- INSTRUCTIONS FOR THE TASK
Whenever a line contains the string "align", copy it out of the entries.

◆ ◆ ◆

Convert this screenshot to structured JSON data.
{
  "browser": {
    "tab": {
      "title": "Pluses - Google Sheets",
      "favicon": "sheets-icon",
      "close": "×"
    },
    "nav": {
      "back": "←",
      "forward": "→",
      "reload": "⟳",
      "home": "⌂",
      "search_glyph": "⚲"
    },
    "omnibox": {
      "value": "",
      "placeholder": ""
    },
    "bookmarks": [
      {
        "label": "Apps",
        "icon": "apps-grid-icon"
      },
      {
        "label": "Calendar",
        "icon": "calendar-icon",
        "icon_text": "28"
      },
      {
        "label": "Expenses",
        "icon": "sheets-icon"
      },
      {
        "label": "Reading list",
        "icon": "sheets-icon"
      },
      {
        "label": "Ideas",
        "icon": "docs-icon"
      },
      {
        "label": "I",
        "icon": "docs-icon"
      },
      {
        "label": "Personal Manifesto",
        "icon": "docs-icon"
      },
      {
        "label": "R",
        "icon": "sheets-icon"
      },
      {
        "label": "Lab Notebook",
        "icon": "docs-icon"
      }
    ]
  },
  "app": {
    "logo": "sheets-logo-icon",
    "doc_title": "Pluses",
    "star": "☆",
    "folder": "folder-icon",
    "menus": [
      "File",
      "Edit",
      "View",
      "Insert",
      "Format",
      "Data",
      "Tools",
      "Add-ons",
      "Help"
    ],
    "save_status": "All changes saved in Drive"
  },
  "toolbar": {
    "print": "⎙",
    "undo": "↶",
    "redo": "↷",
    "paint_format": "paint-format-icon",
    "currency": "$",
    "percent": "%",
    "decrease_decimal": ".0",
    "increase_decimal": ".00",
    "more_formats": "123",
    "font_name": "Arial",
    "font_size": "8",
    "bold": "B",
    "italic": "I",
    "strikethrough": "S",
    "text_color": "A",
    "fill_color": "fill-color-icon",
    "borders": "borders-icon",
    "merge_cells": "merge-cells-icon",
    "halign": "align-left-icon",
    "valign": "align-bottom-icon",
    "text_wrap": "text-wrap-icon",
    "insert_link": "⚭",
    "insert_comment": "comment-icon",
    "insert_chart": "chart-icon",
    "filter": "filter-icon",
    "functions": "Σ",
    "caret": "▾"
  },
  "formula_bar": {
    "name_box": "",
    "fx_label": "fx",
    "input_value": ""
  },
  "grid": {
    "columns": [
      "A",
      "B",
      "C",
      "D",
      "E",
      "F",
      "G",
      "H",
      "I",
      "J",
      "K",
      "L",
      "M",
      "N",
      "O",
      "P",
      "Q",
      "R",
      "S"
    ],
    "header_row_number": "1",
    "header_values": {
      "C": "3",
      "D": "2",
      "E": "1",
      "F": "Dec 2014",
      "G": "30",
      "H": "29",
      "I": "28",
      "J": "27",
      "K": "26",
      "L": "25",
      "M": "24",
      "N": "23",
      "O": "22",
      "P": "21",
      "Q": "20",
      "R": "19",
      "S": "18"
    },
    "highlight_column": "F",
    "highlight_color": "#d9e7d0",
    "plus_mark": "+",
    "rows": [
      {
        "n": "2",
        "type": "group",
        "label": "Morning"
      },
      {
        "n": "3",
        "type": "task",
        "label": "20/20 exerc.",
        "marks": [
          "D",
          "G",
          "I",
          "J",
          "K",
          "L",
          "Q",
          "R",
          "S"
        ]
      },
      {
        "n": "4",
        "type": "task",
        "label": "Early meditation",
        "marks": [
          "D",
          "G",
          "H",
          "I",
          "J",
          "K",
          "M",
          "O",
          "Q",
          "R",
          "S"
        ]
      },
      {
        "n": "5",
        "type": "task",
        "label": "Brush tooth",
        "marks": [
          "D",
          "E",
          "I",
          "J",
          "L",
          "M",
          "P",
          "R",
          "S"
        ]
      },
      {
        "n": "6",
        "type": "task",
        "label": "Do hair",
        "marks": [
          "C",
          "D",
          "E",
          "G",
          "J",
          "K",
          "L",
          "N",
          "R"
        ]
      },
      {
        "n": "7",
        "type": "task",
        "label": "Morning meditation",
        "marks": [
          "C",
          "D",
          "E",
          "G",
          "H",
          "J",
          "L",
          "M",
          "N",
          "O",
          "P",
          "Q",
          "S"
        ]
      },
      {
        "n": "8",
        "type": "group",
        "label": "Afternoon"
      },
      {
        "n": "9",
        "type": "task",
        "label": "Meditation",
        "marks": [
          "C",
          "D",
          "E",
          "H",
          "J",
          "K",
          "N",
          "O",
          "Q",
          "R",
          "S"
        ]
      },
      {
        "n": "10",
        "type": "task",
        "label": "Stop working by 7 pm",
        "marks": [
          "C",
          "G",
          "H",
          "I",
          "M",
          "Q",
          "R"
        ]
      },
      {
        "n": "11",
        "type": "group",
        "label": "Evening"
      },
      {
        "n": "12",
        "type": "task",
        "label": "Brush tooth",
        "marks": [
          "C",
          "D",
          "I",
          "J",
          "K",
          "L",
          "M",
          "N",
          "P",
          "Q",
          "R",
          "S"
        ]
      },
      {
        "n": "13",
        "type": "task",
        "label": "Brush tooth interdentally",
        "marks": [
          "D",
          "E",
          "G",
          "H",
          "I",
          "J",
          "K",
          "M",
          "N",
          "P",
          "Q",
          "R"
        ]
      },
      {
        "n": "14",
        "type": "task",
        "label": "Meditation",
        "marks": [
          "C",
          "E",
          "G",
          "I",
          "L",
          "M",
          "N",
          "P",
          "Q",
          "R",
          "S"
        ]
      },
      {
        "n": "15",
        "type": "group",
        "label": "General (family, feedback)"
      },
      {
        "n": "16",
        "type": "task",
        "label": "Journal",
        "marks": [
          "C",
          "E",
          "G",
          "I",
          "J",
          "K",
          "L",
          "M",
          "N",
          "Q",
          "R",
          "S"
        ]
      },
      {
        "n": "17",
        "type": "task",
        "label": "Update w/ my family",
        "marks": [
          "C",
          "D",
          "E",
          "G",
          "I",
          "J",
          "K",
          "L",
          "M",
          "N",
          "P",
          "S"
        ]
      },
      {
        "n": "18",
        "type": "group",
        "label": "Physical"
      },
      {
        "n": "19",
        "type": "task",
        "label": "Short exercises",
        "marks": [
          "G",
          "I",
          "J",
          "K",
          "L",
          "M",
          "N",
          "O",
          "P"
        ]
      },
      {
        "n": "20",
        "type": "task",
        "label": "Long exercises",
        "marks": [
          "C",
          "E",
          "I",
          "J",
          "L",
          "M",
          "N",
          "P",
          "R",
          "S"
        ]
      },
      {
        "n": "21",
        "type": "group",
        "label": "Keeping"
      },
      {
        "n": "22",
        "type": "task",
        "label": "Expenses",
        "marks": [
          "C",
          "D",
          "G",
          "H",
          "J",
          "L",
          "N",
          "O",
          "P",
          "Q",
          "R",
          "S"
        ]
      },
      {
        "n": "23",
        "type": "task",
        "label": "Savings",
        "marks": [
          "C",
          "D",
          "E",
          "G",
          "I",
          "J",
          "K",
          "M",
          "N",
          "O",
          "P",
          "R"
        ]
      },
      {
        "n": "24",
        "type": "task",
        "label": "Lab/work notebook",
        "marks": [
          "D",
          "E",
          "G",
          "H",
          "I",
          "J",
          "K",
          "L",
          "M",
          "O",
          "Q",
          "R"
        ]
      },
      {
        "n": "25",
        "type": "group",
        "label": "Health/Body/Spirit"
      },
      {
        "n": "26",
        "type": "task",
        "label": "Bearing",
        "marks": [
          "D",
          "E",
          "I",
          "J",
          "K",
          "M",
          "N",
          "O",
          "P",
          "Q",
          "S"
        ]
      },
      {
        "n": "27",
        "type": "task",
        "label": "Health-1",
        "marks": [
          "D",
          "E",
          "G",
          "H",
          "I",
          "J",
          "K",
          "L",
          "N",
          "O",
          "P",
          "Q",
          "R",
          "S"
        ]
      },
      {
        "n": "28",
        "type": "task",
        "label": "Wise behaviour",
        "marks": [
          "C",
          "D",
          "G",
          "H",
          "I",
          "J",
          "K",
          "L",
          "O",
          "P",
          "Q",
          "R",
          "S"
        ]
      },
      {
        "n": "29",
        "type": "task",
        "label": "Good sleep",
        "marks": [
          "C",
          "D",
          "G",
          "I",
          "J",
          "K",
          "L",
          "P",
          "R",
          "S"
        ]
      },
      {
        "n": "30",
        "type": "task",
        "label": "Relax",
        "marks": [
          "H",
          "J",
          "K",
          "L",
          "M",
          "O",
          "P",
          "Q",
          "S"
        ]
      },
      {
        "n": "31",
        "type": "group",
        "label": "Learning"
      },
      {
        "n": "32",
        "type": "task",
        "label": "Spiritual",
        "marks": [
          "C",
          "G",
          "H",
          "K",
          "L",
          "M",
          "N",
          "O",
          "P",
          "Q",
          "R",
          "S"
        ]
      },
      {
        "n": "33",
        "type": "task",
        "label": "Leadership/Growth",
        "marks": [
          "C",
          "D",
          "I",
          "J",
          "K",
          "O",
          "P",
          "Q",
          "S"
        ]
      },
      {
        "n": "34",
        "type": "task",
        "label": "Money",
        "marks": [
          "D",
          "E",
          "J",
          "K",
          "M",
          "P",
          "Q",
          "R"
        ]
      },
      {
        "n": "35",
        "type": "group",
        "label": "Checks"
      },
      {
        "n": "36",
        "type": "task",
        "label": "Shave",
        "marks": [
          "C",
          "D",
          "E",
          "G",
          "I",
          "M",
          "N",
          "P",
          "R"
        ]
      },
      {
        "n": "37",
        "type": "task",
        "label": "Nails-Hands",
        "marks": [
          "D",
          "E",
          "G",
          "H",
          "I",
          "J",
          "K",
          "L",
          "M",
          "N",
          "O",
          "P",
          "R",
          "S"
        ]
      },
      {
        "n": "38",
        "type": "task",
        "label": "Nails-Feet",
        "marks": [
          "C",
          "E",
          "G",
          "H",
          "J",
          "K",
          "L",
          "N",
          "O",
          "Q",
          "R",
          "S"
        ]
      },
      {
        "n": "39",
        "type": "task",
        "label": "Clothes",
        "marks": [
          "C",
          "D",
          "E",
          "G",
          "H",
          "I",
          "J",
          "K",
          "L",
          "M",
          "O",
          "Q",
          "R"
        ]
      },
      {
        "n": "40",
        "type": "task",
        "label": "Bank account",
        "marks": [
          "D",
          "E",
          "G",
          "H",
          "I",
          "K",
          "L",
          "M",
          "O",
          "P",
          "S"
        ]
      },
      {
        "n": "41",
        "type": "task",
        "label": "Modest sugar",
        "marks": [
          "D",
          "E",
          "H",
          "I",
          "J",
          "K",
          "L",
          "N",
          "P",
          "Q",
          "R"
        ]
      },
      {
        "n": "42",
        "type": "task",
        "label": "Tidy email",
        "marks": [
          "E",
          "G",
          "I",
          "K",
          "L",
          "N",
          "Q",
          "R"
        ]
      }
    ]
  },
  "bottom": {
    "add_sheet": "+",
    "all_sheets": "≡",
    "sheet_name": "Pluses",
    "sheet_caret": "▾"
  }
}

◆ ◆ ◆

- THE ANSWER
    "halign": "align-left-icon",
    "valign": "align-bottom-icon",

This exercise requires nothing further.